Task goal ▸
Using the listing below, extract each line that has the word "truth" in it.

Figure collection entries
::::::::::

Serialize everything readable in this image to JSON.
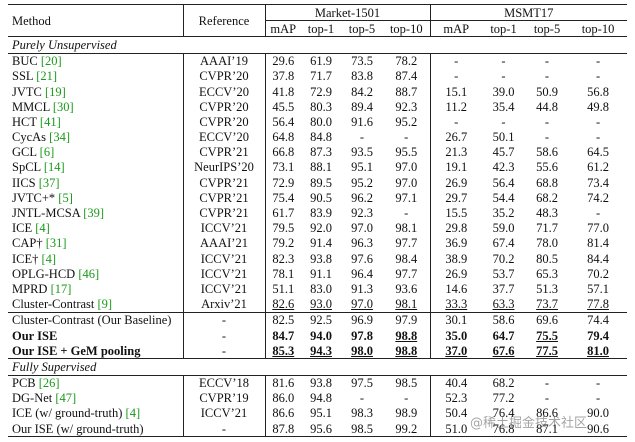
{
  "header": {
    "method": "Method",
    "reference": "Reference",
    "groups": [
      "Market-1501",
      "MSMT17"
    ],
    "metrics": [
      "mAP",
      "top-1",
      "top-5",
      "top-10",
      "mAP",
      "top-1",
      "top-5",
      "top-10"
    ]
  },
  "sections": [
    {
      "title": "Purely Unsupervised",
      "rows": [
        {
          "method": "BUC",
          "cite": "[20]",
          "reference": "AAAI’19",
          "values": [
            "29.6",
            "61.9",
            "73.5",
            "78.2",
            "-",
            "-",
            "-",
            "-"
          ]
        },
        {
          "method": "SSL",
          "cite": "[21]",
          "reference": "CVPR’20",
          "values": [
            "37.8",
            "71.7",
            "83.8",
            "87.4",
            "-",
            "-",
            "-",
            "-"
          ]
        },
        {
          "method": "JVTC",
          "cite": "[19]",
          "reference": "ECCV’20",
          "values": [
            "41.8",
            "72.9",
            "84.2",
            "88.7",
            "15.1",
            "39.0",
            "50.9",
            "56.8"
          ]
        },
        {
          "method": "MMCL",
          "cite": "[30]",
          "reference": "CVPR’20",
          "values": [
            "45.5",
            "80.3",
            "89.4",
            "92.3",
            "11.2",
            "35.4",
            "44.8",
            "49.8"
          ]
        },
        {
          "method": "HCT",
          "cite": "[41]",
          "reference": "CVPR’20",
          "values": [
            "56.4",
            "80.0",
            "91.6",
            "95.2",
            "-",
            "-",
            "-",
            "-"
          ]
        },
        {
          "method": "CycAs",
          "cite": "[34]",
          "reference": "ECCV’20",
          "values": [
            "64.8",
            "84.8",
            "-",
            "-",
            "26.7",
            "50.1",
            "-",
            "-"
          ]
        },
        {
          "method": "GCL",
          "cite": "[6]",
          "reference": "CVPR’21",
          "values": [
            "66.8",
            "87.3",
            "93.5",
            "95.5",
            "21.3",
            "45.7",
            "58.6",
            "64.5"
          ]
        },
        {
          "method": "SpCL",
          "cite": "[14]",
          "reference": "NeurIPS’20",
          "values": [
            "73.1",
            "88.1",
            "95.1",
            "97.0",
            "19.1",
            "42.3",
            "55.6",
            "61.2"
          ]
        },
        {
          "method": "IICS",
          "cite": "[37]",
          "reference": "CVPR’21",
          "values": [
            "72.9",
            "89.5",
            "95.2",
            "97.0",
            "26.9",
            "56.4",
            "68.8",
            "73.4"
          ]
        },
        {
          "method": "JVTC+*",
          "cite": "[5]",
          "reference": "CVPR’21",
          "values": [
            "75.4",
            "90.5",
            "96.2",
            "97.1",
            "29.7",
            "54.4",
            "68.2",
            "74.2"
          ]
        },
        {
          "method": "JNTL-MCSA",
          "cite": "[39]",
          "reference": "CVPR’21",
          "values": [
            "61.7",
            "83.9",
            "92.3",
            "-",
            "15.5",
            "35.2",
            "48.3",
            "-"
          ]
        },
        {
          "method": "ICE",
          "cite": "[4]",
          "reference": "ICCV’21",
          "values": [
            "79.5",
            "92.0",
            "97.0",
            "98.1",
            "29.8",
            "59.0",
            "71.7",
            "77.0"
          ]
        },
        {
          "method": "CAP†",
          "cite": "[31]",
          "reference": "AAAI’21",
          "values": [
            "79.2",
            "91.4",
            "96.3",
            "97.7",
            "36.9",
            "67.4",
            "78.0",
            "81.4"
          ]
        },
        {
          "method": "ICE†",
          "cite": "[4]",
          "reference": "ICCV’21",
          "values": [
            "82.3",
            "93.8",
            "97.6",
            "98.4",
            "38.9",
            "70.2",
            "80.5",
            "84.4"
          ]
        },
        {
          "method": "OPLG-HCD",
          "cite": "[46]",
          "reference": "ICCV’21",
          "values": [
            "78.1",
            "91.1",
            "96.4",
            "97.7",
            "26.9",
            "53.7",
            "65.3",
            "70.2"
          ]
        },
        {
          "method": "MPRD",
          "cite": "[17]",
          "reference": "ICCV’21",
          "values": [
            "51.1",
            "83.0",
            "91.3",
            "93.6",
            "14.6",
            "37.7",
            "51.3",
            "57.1"
          ]
        },
        {
          "method": "Cluster-Contrast",
          "cite": "[9]",
          "reference": "Arxiv’21",
          "values": [
            "82.6",
            "93.0",
            "97.0",
            "98.1",
            "33.3",
            "63.3",
            "73.7",
            "77.8"
          ],
          "underline": [
            0,
            1,
            2,
            3,
            4,
            5,
            6,
            7
          ]
        },
        {
          "method": "Cluster-Contrast (Our Baseline)",
          "reference": "-",
          "values": [
            "82.5",
            "92.5",
            "96.9",
            "97.9",
            "30.1",
            "58.6",
            "69.6",
            "74.4"
          ],
          "rule_above": true
        },
        {
          "method": "Our ISE",
          "reference": "-",
          "values": [
            "84.7",
            "94.0",
            "97.8",
            "98.8",
            "35.0",
            "64.7",
            "75.5",
            "79.4"
          ],
          "bold": true,
          "underline": [
            3,
            6
          ]
        },
        {
          "method": "Our ISE + GeM pooling",
          "reference": "-",
          "values": [
            "85.3",
            "94.3",
            "98.0",
            "98.8",
            "37.0",
            "67.6",
            "77.5",
            "81.0"
          ],
          "bold": true,
          "underline": [
            0,
            1,
            2,
            3,
            4,
            5,
            6,
            7
          ]
        }
      ]
    },
    {
      "title": "Fully Supervised",
      "rows": [
        {
          "method": "PCB",
          "cite": "[26]",
          "reference": "ECCV’18",
          "values": [
            "81.6",
            "93.8",
            "97.5",
            "98.5",
            "40.4",
            "68.2",
            "-",
            "-"
          ]
        },
        {
          "method": "DG-Net",
          "cite": "[47]",
          "reference": "CVPR’19",
          "values": [
            "86.0",
            "94.8",
            "-",
            "-",
            "52.3",
            "77.2",
            "-",
            "-"
          ]
        },
        {
          "method": "ICE (w/ ground-truth)",
          "cite": "[4]",
          "reference": "ICCV’21",
          "values": [
            "86.6",
            "95.1",
            "98.3",
            "98.9",
            "50.4",
            "76.4",
            "86.6",
            "90.0"
          ]
        },
        {
          "method": "Our ISE (w/ ground-truth)",
          "reference": "-",
          "values": [
            "87.8",
            "95.6",
            "98.5",
            "99.2",
            "51.0",
            "76.8",
            "87.1",
            "90.6"
          ]
        }
      ]
    }
  ],
  "watermark": "@稀土掘金技术社区"
}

::::::::::

Response ▸
          "method": "ICE (w/ ground-truth)",
          "method": "Our ISE (w/ ground-truth)",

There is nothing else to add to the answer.